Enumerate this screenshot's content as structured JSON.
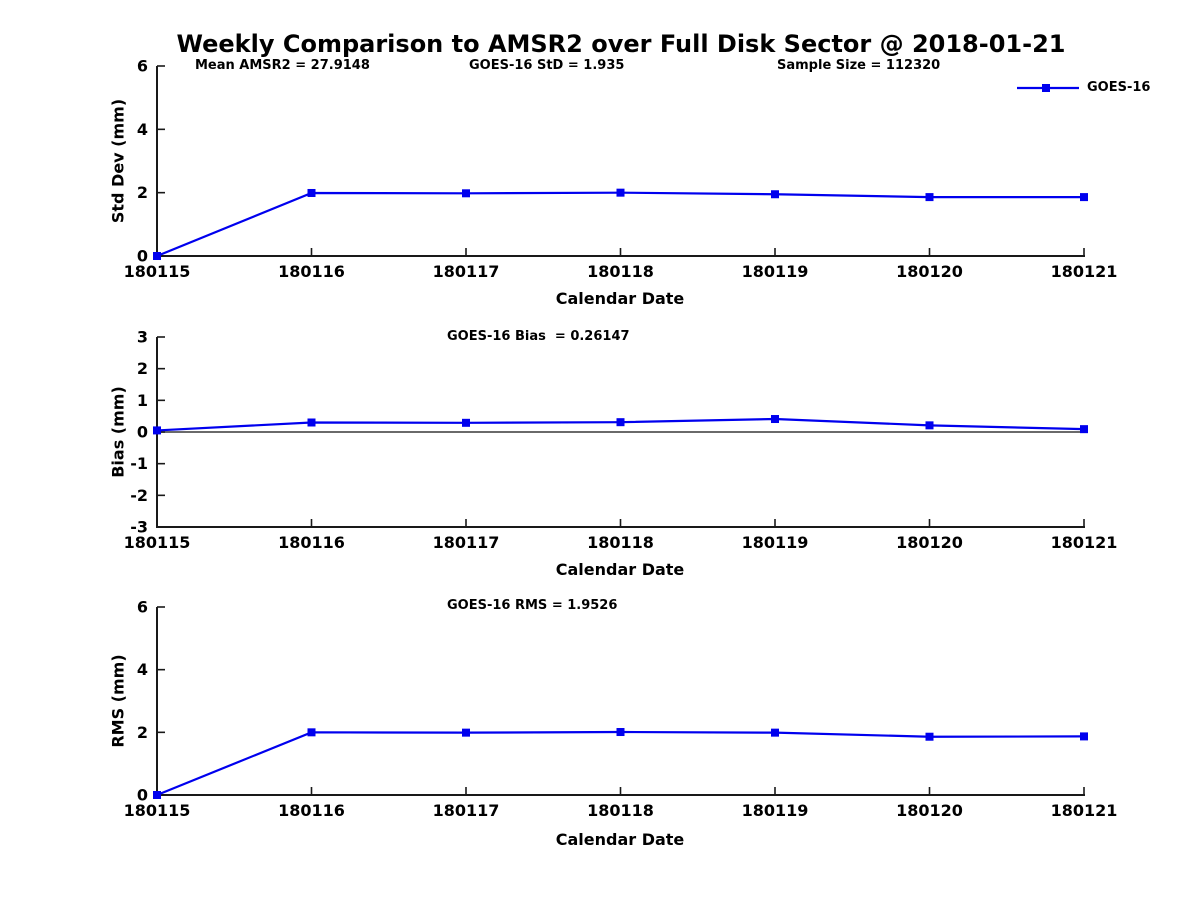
{
  "title": "Weekly Comparison to AMSR2 over Full Disk Sector @ 2018-01-21",
  "annotations": {
    "mean_amsr2": "Mean AMSR2 = 27.9148",
    "goes16_std": "GOES-16 StD = 1.935",
    "sample_size": "Sample Size = 112320",
    "goes16_bias": "GOES-16 Bias  = 0.26147",
    "goes16_rms": "GOES-16 RMS = 1.9526"
  },
  "legend": {
    "label": "GOES-16",
    "position": "top-right"
  },
  "colors": {
    "series": "#0000ee",
    "axis": "#191919",
    "text": "#000000",
    "background": "#ffffff"
  },
  "chart_data": [
    {
      "type": "line",
      "title": "",
      "categories": [
        "180115",
        "180116",
        "180117",
        "180118",
        "180119",
        "180120",
        "180121"
      ],
      "series": [
        {
          "name": "GOES-16",
          "values": [
            0,
            1.99,
            1.98,
            2.0,
            1.95,
            1.86,
            1.86
          ]
        }
      ],
      "xlabel": "Calendar Date",
      "ylabel": "Std Dev (mm)",
      "ylim": [
        0,
        6
      ],
      "yticks": [
        0,
        2,
        4,
        6
      ],
      "grid": false,
      "zero_line": false,
      "marker": "square",
      "legend_position": "top-right"
    },
    {
      "type": "line",
      "title": "",
      "categories": [
        "180115",
        "180116",
        "180117",
        "180118",
        "180119",
        "180120",
        "180121"
      ],
      "series": [
        {
          "name": "GOES-16",
          "values": [
            0.05,
            0.3,
            0.29,
            0.31,
            0.41,
            0.21,
            0.09
          ]
        }
      ],
      "xlabel": "Calendar Date",
      "ylabel": "Bias (mm)",
      "ylim": [
        -3,
        3
      ],
      "yticks": [
        3,
        2,
        1,
        0,
        -1,
        -2,
        -3
      ],
      "grid": false,
      "zero_line": true,
      "marker": "square",
      "legend_position": "none"
    },
    {
      "type": "line",
      "title": "",
      "categories": [
        "180115",
        "180116",
        "180117",
        "180118",
        "180119",
        "180120",
        "180121"
      ],
      "series": [
        {
          "name": "GOES-16",
          "values": [
            0,
            2.0,
            1.99,
            2.01,
            1.99,
            1.86,
            1.87
          ]
        }
      ],
      "xlabel": "Calendar Date",
      "ylabel": "RMS (mm)",
      "ylim": [
        0,
        6
      ],
      "yticks": [
        0,
        2,
        4,
        6
      ],
      "grid": false,
      "zero_line": false,
      "marker": "square",
      "legend_position": "none"
    }
  ]
}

* Directions
Take each line of the material that contains the word "Bias" and list it.

* Output of the task
    "goes16_bias": "GOES-16 Bias  = 0.26147",
      "ylabel": "Bias (mm)",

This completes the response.